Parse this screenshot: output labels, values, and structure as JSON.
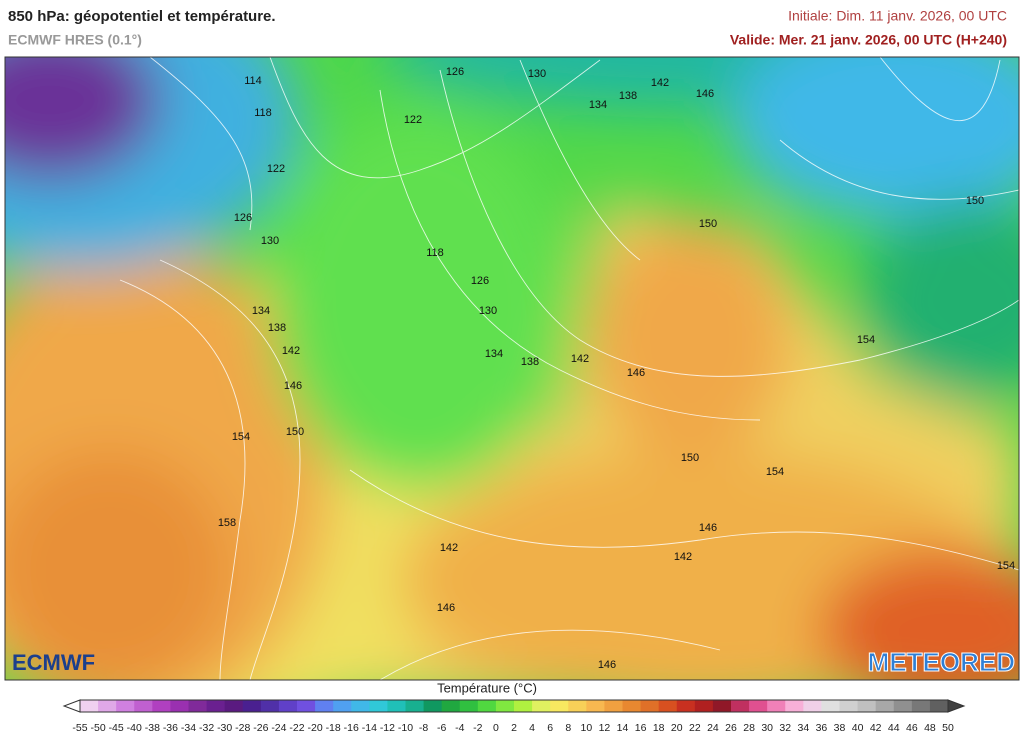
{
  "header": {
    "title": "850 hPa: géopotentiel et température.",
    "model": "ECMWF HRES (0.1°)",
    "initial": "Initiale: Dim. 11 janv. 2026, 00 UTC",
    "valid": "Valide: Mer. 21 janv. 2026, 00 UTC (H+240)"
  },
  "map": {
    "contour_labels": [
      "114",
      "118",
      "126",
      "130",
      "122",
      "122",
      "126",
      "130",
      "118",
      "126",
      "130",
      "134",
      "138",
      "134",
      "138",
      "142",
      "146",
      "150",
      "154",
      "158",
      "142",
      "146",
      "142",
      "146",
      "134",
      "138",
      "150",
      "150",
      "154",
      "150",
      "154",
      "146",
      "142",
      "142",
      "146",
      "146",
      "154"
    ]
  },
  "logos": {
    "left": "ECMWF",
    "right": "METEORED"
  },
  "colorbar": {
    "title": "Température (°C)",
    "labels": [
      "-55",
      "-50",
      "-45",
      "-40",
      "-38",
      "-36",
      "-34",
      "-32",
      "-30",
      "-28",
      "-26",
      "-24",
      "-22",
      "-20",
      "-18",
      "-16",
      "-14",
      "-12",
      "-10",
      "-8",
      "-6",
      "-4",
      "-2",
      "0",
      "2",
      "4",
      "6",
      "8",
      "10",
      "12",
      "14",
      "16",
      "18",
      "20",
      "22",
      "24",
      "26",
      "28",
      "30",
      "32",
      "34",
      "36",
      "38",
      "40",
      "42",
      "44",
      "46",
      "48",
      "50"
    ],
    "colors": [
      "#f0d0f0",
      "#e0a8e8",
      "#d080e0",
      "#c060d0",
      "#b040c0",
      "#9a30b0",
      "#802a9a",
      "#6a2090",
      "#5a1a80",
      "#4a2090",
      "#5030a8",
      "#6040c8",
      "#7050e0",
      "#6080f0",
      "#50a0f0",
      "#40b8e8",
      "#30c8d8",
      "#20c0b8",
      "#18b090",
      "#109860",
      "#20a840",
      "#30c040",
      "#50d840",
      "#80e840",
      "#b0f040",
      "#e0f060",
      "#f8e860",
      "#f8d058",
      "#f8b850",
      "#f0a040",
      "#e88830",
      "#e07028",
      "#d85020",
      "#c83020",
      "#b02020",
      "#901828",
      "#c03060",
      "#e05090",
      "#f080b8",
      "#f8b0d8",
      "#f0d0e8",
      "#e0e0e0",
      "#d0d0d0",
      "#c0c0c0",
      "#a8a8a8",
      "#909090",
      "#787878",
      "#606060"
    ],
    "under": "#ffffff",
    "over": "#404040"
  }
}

::::

* [PROBLEM REQUIREMENTS]: Report all lines of the data that include the word "title".

* [RESULT FOR THIS TASK]:
    "title": "850 hPa: géopotentiel et température.",
    "title": "Température (°C)",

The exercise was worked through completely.